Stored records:
>> BEGIN
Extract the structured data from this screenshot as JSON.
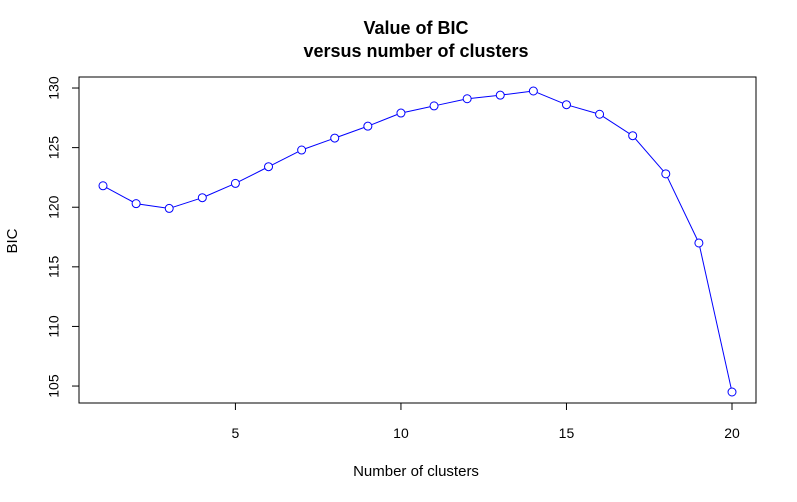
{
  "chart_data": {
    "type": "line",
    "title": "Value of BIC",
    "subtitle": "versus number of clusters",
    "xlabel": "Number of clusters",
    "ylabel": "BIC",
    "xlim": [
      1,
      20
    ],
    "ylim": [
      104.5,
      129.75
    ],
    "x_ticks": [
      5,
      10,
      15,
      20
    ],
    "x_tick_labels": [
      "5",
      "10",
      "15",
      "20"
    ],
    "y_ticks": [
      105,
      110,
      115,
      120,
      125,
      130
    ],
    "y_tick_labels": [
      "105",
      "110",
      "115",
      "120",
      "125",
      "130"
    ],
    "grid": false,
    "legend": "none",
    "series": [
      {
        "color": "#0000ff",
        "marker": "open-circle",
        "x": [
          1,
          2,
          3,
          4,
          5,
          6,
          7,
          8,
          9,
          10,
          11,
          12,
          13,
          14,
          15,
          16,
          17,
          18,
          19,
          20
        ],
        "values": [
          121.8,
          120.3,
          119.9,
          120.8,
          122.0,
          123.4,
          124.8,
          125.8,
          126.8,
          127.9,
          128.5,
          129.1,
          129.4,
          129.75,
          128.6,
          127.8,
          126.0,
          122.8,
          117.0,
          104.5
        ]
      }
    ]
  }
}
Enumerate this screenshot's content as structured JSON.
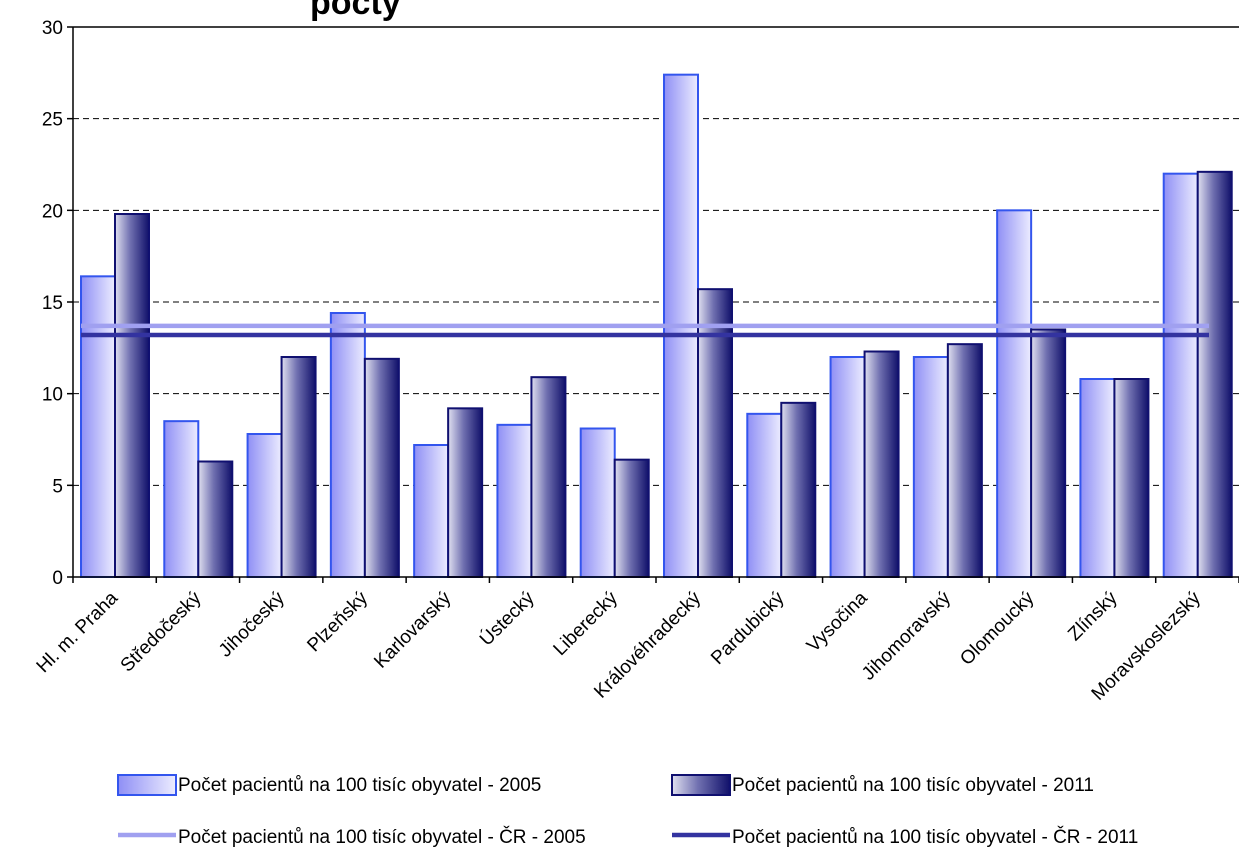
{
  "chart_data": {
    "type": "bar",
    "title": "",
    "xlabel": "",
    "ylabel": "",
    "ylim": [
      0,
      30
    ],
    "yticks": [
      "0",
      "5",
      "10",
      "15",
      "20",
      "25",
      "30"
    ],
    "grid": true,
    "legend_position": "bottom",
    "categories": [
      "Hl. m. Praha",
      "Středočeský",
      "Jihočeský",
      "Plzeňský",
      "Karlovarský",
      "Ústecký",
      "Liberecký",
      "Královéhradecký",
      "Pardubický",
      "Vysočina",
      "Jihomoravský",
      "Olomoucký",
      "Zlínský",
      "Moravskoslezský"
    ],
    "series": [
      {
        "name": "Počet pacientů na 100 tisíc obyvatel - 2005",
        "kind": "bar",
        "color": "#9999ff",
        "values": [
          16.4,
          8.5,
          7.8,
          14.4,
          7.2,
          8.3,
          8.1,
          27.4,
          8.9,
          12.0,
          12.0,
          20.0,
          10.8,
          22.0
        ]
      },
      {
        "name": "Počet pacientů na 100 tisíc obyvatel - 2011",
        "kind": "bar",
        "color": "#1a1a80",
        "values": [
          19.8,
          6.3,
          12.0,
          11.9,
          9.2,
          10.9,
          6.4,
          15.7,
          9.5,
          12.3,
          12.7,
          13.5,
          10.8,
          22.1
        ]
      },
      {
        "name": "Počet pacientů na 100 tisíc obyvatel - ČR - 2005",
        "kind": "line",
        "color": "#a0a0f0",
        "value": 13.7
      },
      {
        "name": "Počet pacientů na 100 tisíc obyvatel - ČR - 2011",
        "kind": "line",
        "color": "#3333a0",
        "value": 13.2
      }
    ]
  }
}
>> END
**Stated exercise:** Quote the data above in full, leaving out the pictures it holds.

**Result of this task:**
Extract the structured data from this screenshot as JSON.
{
  "chart_data": {
    "type": "line",
    "title": "Value of BIC",
    "subtitle": "versus number of clusters",
    "xlabel": "Number of clusters",
    "ylabel": "BIC",
    "xlim": [
      1,
      20
    ],
    "ylim": [
      104.5,
      129.75
    ],
    "x_ticks": [
      5,
      10,
      15,
      20
    ],
    "x_tick_labels": [
      "5",
      "10",
      "15",
      "20"
    ],
    "y_ticks": [
      105,
      110,
      115,
      120,
      125,
      130
    ],
    "y_tick_labels": [
      "105",
      "110",
      "115",
      "120",
      "125",
      "130"
    ],
    "grid": false,
    "legend": "none",
    "series": [
      {
        "color": "#0000ff",
        "marker": "open-circle",
        "x": [
          1,
          2,
          3,
          4,
          5,
          6,
          7,
          8,
          9,
          10,
          11,
          12,
          13,
          14,
          15,
          16,
          17,
          18,
          19,
          20
        ],
        "values": [
          121.8,
          120.3,
          119.9,
          120.8,
          122.0,
          123.4,
          124.8,
          125.8,
          126.8,
          127.9,
          128.5,
          129.1,
          129.4,
          129.75,
          128.6,
          127.8,
          126.0,
          122.8,
          117.0,
          104.5
        ]
      }
    ]
  }
}
Enumerate this screenshot's content as structured JSON.
{
  "chart_data": {
    "type": "bar",
    "title": "",
    "xlabel": "",
    "ylabel": "",
    "ylim": [
      0,
      30
    ],
    "yticks": [
      "0",
      "5",
      "10",
      "15",
      "20",
      "25",
      "30"
    ],
    "grid": true,
    "legend_position": "bottom",
    "categories": [
      "Hl. m. Praha",
      "Středočeský",
      "Jihočeský",
      "Plzeňský",
      "Karlovarský",
      "Ústecký",
      "Liberecký",
      "Královéhradecký",
      "Pardubický",
      "Vysočina",
      "Jihomoravský",
      "Olomoucký",
      "Zlínský",
      "Moravskoslezský"
    ],
    "series": [
      {
        "name": "Počet pacientů na 100 tisíc obyvatel - 2005",
        "kind": "bar",
        "color": "#9999ff",
        "values": [
          16.4,
          8.5,
          7.8,
          14.4,
          7.2,
          8.3,
          8.1,
          27.4,
          8.9,
          12.0,
          12.0,
          20.0,
          10.8,
          22.0
        ]
      },
      {
        "name": "Počet pacientů na 100 tisíc obyvatel - 2011",
        "kind": "bar",
        "color": "#1a1a80",
        "values": [
          19.8,
          6.3,
          12.0,
          11.9,
          9.2,
          10.9,
          6.4,
          15.7,
          9.5,
          12.3,
          12.7,
          13.5,
          10.8,
          22.1
        ]
      },
      {
        "name": "Počet pacientů na 100 tisíc obyvatel - ČR - 2005",
        "kind": "line",
        "color": "#a0a0f0",
        "value": 13.7
      },
      {
        "name": "Počet pacientů na 100 tisíc obyvatel - ČR - 2011",
        "kind": "line",
        "color": "#3333a0",
        "value": 13.2
      }
    ]
  }
}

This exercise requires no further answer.